Entries with figure data:
____

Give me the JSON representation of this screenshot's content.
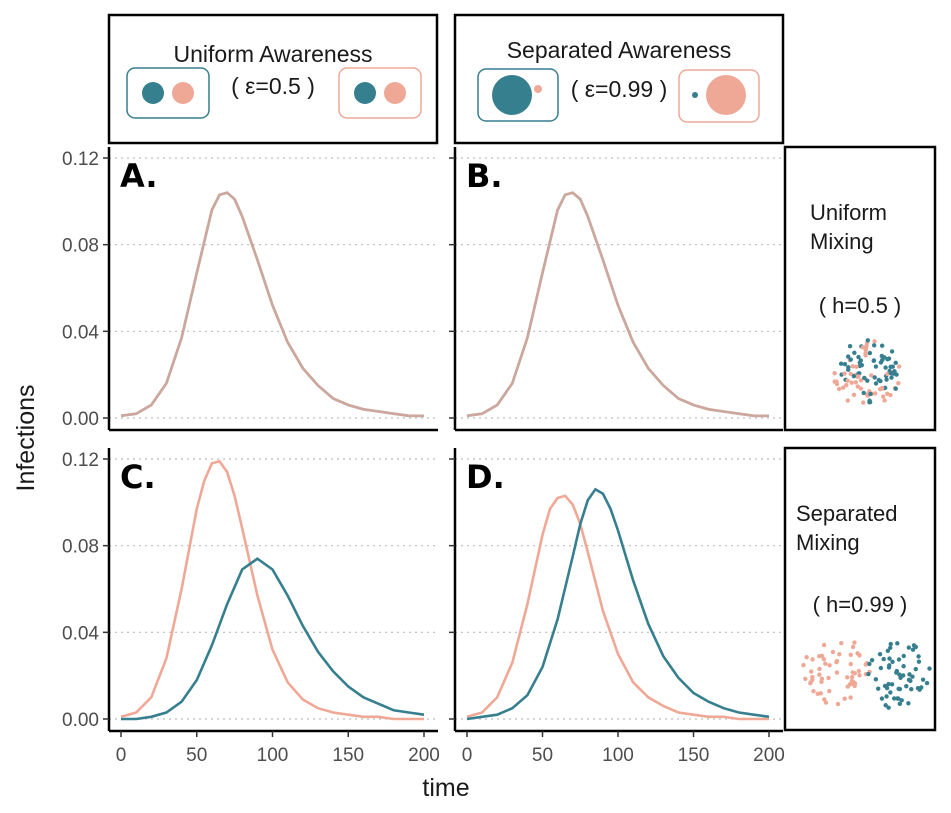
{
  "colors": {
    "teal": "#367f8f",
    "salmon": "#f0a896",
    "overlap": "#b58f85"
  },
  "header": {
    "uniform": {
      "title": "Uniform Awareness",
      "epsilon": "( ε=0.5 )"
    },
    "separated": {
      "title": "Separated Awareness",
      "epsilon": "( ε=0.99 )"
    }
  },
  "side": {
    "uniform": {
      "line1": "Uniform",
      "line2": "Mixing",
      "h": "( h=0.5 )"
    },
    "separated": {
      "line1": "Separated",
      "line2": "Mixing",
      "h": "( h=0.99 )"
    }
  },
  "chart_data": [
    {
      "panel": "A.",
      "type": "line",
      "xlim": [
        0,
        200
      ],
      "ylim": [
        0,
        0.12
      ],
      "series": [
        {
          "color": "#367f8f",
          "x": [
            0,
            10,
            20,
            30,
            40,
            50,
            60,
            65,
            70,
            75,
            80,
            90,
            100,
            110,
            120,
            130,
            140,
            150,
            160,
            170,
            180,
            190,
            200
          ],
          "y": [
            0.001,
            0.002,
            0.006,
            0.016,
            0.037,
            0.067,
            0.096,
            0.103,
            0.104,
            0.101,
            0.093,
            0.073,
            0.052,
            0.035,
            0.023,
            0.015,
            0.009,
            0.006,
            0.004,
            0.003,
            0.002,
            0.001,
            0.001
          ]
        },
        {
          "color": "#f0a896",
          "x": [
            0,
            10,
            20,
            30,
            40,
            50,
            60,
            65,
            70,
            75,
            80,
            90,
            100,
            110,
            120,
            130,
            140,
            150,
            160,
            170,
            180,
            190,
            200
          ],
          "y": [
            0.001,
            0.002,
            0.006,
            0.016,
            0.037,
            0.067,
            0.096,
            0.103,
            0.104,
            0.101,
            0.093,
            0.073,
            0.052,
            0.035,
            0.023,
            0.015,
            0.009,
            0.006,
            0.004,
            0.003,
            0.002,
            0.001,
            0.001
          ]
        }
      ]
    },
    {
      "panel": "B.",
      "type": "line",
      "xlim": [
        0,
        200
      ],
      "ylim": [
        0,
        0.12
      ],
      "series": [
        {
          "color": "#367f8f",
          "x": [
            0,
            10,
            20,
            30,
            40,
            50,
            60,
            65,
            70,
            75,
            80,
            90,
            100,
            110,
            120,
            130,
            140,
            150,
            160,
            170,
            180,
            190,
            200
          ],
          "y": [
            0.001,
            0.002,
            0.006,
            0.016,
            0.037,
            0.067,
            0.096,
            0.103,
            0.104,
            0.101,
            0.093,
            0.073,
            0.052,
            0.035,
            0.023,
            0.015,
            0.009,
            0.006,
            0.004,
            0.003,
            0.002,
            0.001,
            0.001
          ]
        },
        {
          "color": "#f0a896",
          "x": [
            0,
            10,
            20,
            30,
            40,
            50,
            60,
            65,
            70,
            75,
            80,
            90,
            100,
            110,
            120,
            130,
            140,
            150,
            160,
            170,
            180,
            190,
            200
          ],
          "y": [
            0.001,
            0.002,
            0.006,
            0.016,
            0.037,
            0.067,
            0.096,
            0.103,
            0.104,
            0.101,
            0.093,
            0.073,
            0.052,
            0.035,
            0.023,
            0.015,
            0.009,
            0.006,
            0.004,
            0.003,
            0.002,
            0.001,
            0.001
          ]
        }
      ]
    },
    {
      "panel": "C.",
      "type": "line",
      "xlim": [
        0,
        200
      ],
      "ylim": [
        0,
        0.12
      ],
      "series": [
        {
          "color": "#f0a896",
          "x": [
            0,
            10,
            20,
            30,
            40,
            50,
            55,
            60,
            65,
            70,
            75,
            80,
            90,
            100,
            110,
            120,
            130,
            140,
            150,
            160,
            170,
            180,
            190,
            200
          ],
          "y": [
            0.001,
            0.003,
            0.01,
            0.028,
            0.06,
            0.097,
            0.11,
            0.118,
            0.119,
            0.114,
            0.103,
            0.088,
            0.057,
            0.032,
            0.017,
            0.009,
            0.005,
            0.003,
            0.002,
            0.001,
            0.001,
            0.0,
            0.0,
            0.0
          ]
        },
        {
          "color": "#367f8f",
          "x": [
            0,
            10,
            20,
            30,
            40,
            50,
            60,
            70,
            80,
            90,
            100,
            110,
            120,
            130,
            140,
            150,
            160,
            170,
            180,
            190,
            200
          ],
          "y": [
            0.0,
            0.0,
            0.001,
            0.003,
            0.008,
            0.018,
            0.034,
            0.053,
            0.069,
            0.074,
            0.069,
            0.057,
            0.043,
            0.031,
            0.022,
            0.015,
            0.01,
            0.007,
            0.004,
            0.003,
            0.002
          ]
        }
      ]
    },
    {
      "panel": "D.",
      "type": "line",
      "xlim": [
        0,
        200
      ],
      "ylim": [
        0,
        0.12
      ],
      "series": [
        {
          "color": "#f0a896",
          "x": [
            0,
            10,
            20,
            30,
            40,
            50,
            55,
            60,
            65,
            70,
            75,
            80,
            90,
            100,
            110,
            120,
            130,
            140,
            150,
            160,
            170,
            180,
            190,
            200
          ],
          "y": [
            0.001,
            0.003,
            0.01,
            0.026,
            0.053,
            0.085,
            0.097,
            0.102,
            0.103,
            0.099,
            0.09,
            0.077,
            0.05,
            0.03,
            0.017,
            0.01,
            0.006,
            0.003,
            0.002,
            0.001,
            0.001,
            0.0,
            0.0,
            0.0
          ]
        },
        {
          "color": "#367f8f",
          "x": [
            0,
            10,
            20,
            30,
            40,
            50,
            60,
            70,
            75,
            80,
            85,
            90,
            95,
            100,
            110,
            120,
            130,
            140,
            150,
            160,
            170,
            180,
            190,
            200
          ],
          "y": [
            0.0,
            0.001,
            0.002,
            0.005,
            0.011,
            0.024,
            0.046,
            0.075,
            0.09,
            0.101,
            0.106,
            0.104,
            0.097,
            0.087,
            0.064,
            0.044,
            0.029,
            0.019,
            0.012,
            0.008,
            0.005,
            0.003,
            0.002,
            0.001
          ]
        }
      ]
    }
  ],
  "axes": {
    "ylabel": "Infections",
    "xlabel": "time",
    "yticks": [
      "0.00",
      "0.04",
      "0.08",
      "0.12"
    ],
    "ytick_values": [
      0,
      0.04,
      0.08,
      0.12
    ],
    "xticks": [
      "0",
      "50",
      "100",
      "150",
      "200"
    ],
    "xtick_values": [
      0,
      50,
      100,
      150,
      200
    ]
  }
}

____

Task to carry out: Restate the full listing verbatim and drop every picture.

Problem solution:
Give me the JSON representation of this screenshot's content.
{
  "colors": {
    "teal": "#367f8f",
    "salmon": "#f0a896",
    "overlap": "#b58f85"
  },
  "header": {
    "uniform": {
      "title": "Uniform Awareness",
      "epsilon": "( ε=0.5 )"
    },
    "separated": {
      "title": "Separated Awareness",
      "epsilon": "( ε=0.99 )"
    }
  },
  "side": {
    "uniform": {
      "line1": "Uniform",
      "line2": "Mixing",
      "h": "( h=0.5 )"
    },
    "separated": {
      "line1": "Separated",
      "line2": "Mixing",
      "h": "( h=0.99 )"
    }
  },
  "chart_data": [
    {
      "panel": "A.",
      "type": "line",
      "xlim": [
        0,
        200
      ],
      "ylim": [
        0,
        0.12
      ],
      "series": [
        {
          "color": "#367f8f",
          "x": [
            0,
            10,
            20,
            30,
            40,
            50,
            60,
            65,
            70,
            75,
            80,
            90,
            100,
            110,
            120,
            130,
            140,
            150,
            160,
            170,
            180,
            190,
            200
          ],
          "y": [
            0.001,
            0.002,
            0.006,
            0.016,
            0.037,
            0.067,
            0.096,
            0.103,
            0.104,
            0.101,
            0.093,
            0.073,
            0.052,
            0.035,
            0.023,
            0.015,
            0.009,
            0.006,
            0.004,
            0.003,
            0.002,
            0.001,
            0.001
          ]
        },
        {
          "color": "#f0a896",
          "x": [
            0,
            10,
            20,
            30,
            40,
            50,
            60,
            65,
            70,
            75,
            80,
            90,
            100,
            110,
            120,
            130,
            140,
            150,
            160,
            170,
            180,
            190,
            200
          ],
          "y": [
            0.001,
            0.002,
            0.006,
            0.016,
            0.037,
            0.067,
            0.096,
            0.103,
            0.104,
            0.101,
            0.093,
            0.073,
            0.052,
            0.035,
            0.023,
            0.015,
            0.009,
            0.006,
            0.004,
            0.003,
            0.002,
            0.001,
            0.001
          ]
        }
      ]
    },
    {
      "panel": "B.",
      "type": "line",
      "xlim": [
        0,
        200
      ],
      "ylim": [
        0,
        0.12
      ],
      "series": [
        {
          "color": "#367f8f",
          "x": [
            0,
            10,
            20,
            30,
            40,
            50,
            60,
            65,
            70,
            75,
            80,
            90,
            100,
            110,
            120,
            130,
            140,
            150,
            160,
            170,
            180,
            190,
            200
          ],
          "y": [
            0.001,
            0.002,
            0.006,
            0.016,
            0.037,
            0.067,
            0.096,
            0.103,
            0.104,
            0.101,
            0.093,
            0.073,
            0.052,
            0.035,
            0.023,
            0.015,
            0.009,
            0.006,
            0.004,
            0.003,
            0.002,
            0.001,
            0.001
          ]
        },
        {
          "color": "#f0a896",
          "x": [
            0,
            10,
            20,
            30,
            40,
            50,
            60,
            65,
            70,
            75,
            80,
            90,
            100,
            110,
            120,
            130,
            140,
            150,
            160,
            170,
            180,
            190,
            200
          ],
          "y": [
            0.001,
            0.002,
            0.006,
            0.016,
            0.037,
            0.067,
            0.096,
            0.103,
            0.104,
            0.101,
            0.093,
            0.073,
            0.052,
            0.035,
            0.023,
            0.015,
            0.009,
            0.006,
            0.004,
            0.003,
            0.002,
            0.001,
            0.001
          ]
        }
      ]
    },
    {
      "panel": "C.",
      "type": "line",
      "xlim": [
        0,
        200
      ],
      "ylim": [
        0,
        0.12
      ],
      "series": [
        {
          "color": "#f0a896",
          "x": [
            0,
            10,
            20,
            30,
            40,
            50,
            55,
            60,
            65,
            70,
            75,
            80,
            90,
            100,
            110,
            120,
            130,
            140,
            150,
            160,
            170,
            180,
            190,
            200
          ],
          "y": [
            0.001,
            0.003,
            0.01,
            0.028,
            0.06,
            0.097,
            0.11,
            0.118,
            0.119,
            0.114,
            0.103,
            0.088,
            0.057,
            0.032,
            0.017,
            0.009,
            0.005,
            0.003,
            0.002,
            0.001,
            0.001,
            0.0,
            0.0,
            0.0
          ]
        },
        {
          "color": "#367f8f",
          "x": [
            0,
            10,
            20,
            30,
            40,
            50,
            60,
            70,
            80,
            90,
            100,
            110,
            120,
            130,
            140,
            150,
            160,
            170,
            180,
            190,
            200
          ],
          "y": [
            0.0,
            0.0,
            0.001,
            0.003,
            0.008,
            0.018,
            0.034,
            0.053,
            0.069,
            0.074,
            0.069,
            0.057,
            0.043,
            0.031,
            0.022,
            0.015,
            0.01,
            0.007,
            0.004,
            0.003,
            0.002
          ]
        }
      ]
    },
    {
      "panel": "D.",
      "type": "line",
      "xlim": [
        0,
        200
      ],
      "ylim": [
        0,
        0.12
      ],
      "series": [
        {
          "color": "#f0a896",
          "x": [
            0,
            10,
            20,
            30,
            40,
            50,
            55,
            60,
            65,
            70,
            75,
            80,
            90,
            100,
            110,
            120,
            130,
            140,
            150,
            160,
            170,
            180,
            190,
            200
          ],
          "y": [
            0.001,
            0.003,
            0.01,
            0.026,
            0.053,
            0.085,
            0.097,
            0.102,
            0.103,
            0.099,
            0.09,
            0.077,
            0.05,
            0.03,
            0.017,
            0.01,
            0.006,
            0.003,
            0.002,
            0.001,
            0.001,
            0.0,
            0.0,
            0.0
          ]
        },
        {
          "color": "#367f8f",
          "x": [
            0,
            10,
            20,
            30,
            40,
            50,
            60,
            70,
            75,
            80,
            85,
            90,
            95,
            100,
            110,
            120,
            130,
            140,
            150,
            160,
            170,
            180,
            190,
            200
          ],
          "y": [
            0.0,
            0.001,
            0.002,
            0.005,
            0.011,
            0.024,
            0.046,
            0.075,
            0.09,
            0.101,
            0.106,
            0.104,
            0.097,
            0.087,
            0.064,
            0.044,
            0.029,
            0.019,
            0.012,
            0.008,
            0.005,
            0.003,
            0.002,
            0.001
          ]
        }
      ]
    }
  ],
  "axes": {
    "ylabel": "Infections",
    "xlabel": "time",
    "yticks": [
      "0.00",
      "0.04",
      "0.08",
      "0.12"
    ],
    "ytick_values": [
      0,
      0.04,
      0.08,
      0.12
    ],
    "xticks": [
      "0",
      "50",
      "100",
      "150",
      "200"
    ],
    "xtick_values": [
      0,
      50,
      100,
      150,
      200
    ]
  }
}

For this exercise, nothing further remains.